___ Supplied data ___

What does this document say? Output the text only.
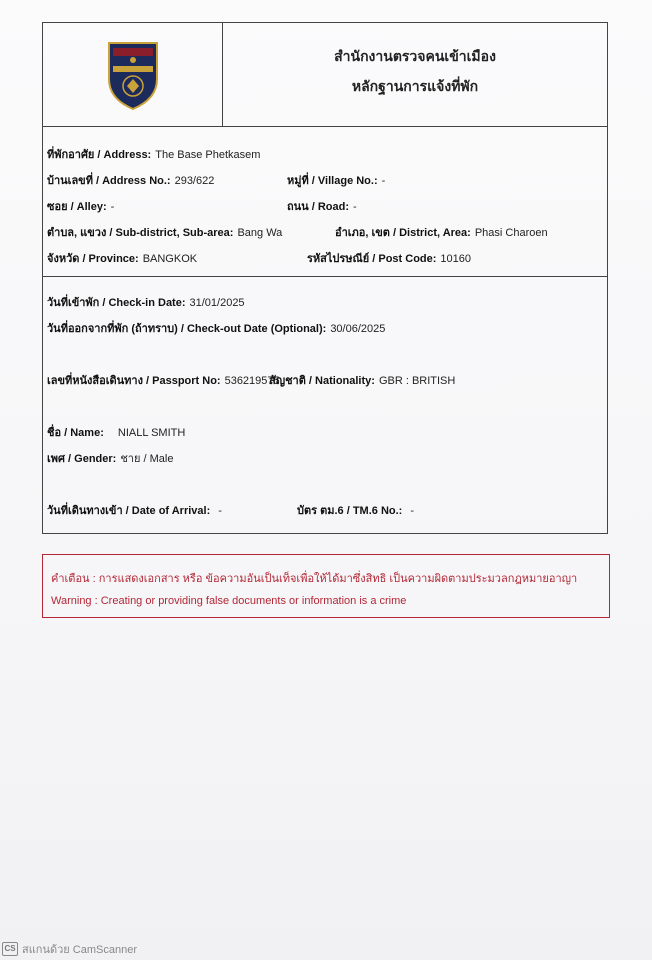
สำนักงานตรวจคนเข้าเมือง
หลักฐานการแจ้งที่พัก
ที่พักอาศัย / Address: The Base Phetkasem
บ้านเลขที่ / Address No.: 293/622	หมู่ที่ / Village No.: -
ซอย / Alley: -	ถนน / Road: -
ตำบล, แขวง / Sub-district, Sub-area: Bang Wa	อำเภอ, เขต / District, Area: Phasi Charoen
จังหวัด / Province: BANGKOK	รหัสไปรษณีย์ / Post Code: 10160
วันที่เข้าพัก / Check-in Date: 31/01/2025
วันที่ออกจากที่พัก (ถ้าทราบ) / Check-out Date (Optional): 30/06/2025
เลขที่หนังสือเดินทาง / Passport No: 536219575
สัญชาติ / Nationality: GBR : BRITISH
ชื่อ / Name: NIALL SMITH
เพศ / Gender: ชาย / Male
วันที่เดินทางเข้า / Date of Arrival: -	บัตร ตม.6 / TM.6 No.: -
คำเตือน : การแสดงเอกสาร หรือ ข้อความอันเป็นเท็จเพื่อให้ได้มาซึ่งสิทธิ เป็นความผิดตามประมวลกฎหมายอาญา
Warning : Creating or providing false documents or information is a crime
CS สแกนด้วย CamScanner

___
___ Supplied data ___

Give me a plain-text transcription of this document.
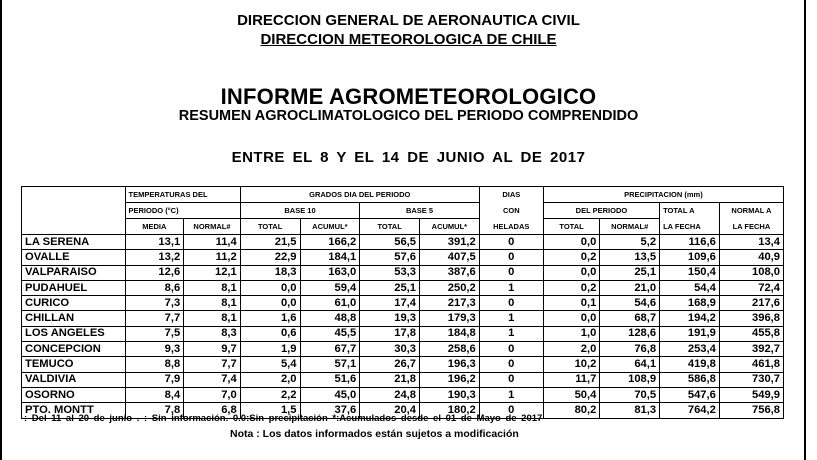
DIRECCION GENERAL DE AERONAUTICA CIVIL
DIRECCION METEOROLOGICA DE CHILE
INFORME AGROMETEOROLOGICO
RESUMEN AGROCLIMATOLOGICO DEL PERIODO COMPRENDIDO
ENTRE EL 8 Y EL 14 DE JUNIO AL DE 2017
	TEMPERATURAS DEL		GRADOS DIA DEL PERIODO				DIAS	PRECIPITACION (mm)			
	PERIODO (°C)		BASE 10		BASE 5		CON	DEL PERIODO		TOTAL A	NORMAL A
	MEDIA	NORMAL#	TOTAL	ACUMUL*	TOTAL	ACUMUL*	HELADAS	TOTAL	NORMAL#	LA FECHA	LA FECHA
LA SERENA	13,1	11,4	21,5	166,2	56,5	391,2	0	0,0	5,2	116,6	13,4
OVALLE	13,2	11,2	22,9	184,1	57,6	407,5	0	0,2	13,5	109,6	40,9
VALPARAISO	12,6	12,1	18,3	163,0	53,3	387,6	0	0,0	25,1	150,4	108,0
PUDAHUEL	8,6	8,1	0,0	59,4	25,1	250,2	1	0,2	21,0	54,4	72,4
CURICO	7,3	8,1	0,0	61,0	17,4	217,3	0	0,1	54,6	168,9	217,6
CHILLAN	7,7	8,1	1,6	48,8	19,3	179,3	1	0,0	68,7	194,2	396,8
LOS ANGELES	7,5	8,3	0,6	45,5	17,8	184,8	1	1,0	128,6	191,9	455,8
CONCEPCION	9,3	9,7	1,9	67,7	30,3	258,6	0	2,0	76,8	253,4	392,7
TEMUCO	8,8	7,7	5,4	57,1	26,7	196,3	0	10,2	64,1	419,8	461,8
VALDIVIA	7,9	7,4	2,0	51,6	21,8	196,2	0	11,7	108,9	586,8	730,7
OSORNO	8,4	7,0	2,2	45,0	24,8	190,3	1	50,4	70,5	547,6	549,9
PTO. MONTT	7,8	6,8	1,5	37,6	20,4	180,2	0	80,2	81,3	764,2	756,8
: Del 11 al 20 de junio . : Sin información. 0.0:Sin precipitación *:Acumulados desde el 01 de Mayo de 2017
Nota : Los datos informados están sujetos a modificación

___

### Requirements
Using the listing, say how many lines include the word "Check", and add nothing else.

### Complete response
2